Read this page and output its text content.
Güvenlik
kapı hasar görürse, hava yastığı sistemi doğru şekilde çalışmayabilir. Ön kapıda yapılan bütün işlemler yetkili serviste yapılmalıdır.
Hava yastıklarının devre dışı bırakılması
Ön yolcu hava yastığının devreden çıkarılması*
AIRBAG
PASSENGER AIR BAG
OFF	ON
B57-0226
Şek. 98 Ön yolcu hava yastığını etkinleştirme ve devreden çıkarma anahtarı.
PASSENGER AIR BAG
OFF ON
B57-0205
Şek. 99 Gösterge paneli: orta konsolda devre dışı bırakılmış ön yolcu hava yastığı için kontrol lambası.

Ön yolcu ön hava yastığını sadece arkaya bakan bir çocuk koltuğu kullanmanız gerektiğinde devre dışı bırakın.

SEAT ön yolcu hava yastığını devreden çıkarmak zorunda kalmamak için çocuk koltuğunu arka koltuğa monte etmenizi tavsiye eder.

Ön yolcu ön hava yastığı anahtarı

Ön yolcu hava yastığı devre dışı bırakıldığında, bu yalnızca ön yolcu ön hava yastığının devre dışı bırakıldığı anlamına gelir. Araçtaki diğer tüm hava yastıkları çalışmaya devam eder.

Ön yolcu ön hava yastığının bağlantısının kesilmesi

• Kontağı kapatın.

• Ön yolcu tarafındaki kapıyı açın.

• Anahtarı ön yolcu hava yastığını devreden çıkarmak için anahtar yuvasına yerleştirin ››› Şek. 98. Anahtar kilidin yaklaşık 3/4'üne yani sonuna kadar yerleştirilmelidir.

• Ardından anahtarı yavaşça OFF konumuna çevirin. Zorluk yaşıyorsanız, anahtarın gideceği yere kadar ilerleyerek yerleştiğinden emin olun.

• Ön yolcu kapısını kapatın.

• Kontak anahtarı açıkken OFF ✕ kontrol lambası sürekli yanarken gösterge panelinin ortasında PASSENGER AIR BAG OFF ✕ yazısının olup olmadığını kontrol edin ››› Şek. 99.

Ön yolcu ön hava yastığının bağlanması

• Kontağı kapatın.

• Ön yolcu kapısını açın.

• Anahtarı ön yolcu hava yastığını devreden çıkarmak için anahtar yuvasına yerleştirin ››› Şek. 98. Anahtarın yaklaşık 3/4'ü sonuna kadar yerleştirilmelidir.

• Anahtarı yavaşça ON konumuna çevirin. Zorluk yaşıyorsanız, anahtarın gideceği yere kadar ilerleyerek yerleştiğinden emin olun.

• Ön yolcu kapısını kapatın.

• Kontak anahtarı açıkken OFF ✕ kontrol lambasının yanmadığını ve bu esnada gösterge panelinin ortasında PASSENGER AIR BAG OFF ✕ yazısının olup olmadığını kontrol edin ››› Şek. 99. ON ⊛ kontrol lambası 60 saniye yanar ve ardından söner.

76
--
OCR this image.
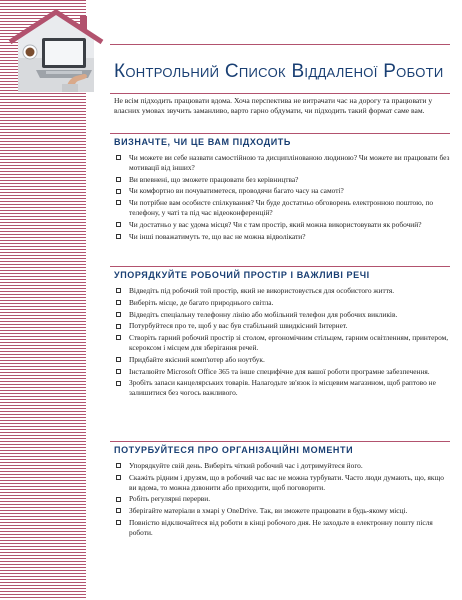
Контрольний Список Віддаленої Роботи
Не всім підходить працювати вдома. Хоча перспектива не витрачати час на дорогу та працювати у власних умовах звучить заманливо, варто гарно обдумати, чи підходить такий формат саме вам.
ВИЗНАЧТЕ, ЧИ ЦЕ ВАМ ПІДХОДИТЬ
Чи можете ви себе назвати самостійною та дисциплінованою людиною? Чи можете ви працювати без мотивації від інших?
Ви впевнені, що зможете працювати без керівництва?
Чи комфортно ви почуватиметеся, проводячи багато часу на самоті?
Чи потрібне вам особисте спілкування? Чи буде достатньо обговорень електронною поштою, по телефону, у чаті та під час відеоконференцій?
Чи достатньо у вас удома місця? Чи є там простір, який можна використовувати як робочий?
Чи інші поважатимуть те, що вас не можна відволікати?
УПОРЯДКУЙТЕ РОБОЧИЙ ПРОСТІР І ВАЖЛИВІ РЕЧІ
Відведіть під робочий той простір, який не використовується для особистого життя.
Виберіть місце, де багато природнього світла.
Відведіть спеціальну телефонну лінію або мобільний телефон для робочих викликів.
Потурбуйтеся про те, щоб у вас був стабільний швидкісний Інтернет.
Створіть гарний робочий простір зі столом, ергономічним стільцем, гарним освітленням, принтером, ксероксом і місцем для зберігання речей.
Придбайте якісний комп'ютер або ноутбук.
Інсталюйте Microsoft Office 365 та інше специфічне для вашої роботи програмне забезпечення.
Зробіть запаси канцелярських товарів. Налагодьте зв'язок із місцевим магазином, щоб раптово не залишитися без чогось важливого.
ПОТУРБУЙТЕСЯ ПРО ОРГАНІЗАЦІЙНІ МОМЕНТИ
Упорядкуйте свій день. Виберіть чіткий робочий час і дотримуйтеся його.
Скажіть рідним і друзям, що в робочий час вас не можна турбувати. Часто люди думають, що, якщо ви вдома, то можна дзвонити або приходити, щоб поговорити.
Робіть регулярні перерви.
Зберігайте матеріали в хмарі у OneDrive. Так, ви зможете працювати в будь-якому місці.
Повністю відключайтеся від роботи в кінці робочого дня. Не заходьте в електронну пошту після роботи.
==
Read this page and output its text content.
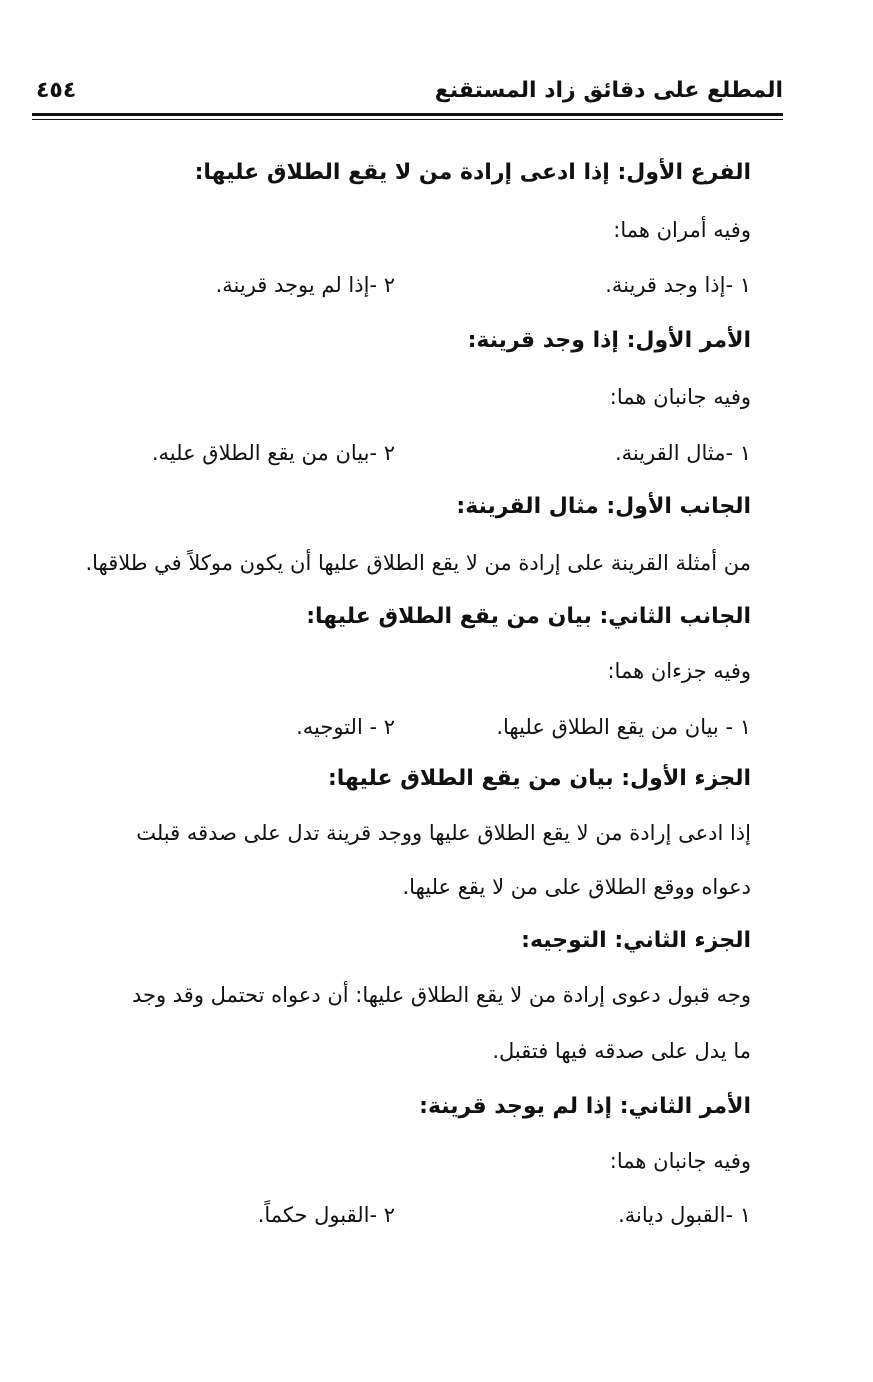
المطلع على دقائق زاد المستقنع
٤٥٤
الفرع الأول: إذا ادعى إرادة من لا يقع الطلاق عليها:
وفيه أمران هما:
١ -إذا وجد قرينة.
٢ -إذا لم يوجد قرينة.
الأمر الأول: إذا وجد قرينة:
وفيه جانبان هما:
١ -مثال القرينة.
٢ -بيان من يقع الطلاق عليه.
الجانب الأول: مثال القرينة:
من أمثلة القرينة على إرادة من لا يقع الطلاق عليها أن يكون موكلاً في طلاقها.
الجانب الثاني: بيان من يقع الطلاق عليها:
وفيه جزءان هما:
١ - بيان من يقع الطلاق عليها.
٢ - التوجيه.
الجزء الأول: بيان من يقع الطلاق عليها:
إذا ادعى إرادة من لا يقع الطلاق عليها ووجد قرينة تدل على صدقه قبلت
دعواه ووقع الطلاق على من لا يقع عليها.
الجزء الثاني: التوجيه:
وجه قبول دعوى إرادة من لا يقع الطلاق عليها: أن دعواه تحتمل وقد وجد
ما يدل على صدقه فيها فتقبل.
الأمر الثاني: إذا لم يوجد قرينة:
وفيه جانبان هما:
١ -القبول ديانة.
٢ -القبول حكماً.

▶ [TASK INSTRUCTIONS]
Select and copy each line from the data that includes the word "lambası".

▶ [RESPONSE]
Şek. 99 Gösterge paneli: orta konsolda devre dışı bırakılmış ön yolcu hava yastığı için kontrol lambası.
• Kontak anahtarı açıkken OFF ✕ kontrol lambası sürekli yanarken gösterge panelinin ortasında PASSENGER AIR BAG OFF ✕ yazısının olup olmadığını kontrol edin ››› Şek. 99.
• Kontak anahtarı açıkken OFF ✕ kontrol lambasının yanmadığını ve bu esnada gösterge panelinin ortasında PASSENGER AIR BAG OFF ✕ yazısının olup olmadığını kontrol edin ››› Şek. 99. ON ⊛ kontrol lambası 60 saniye yanar ve ardından söner.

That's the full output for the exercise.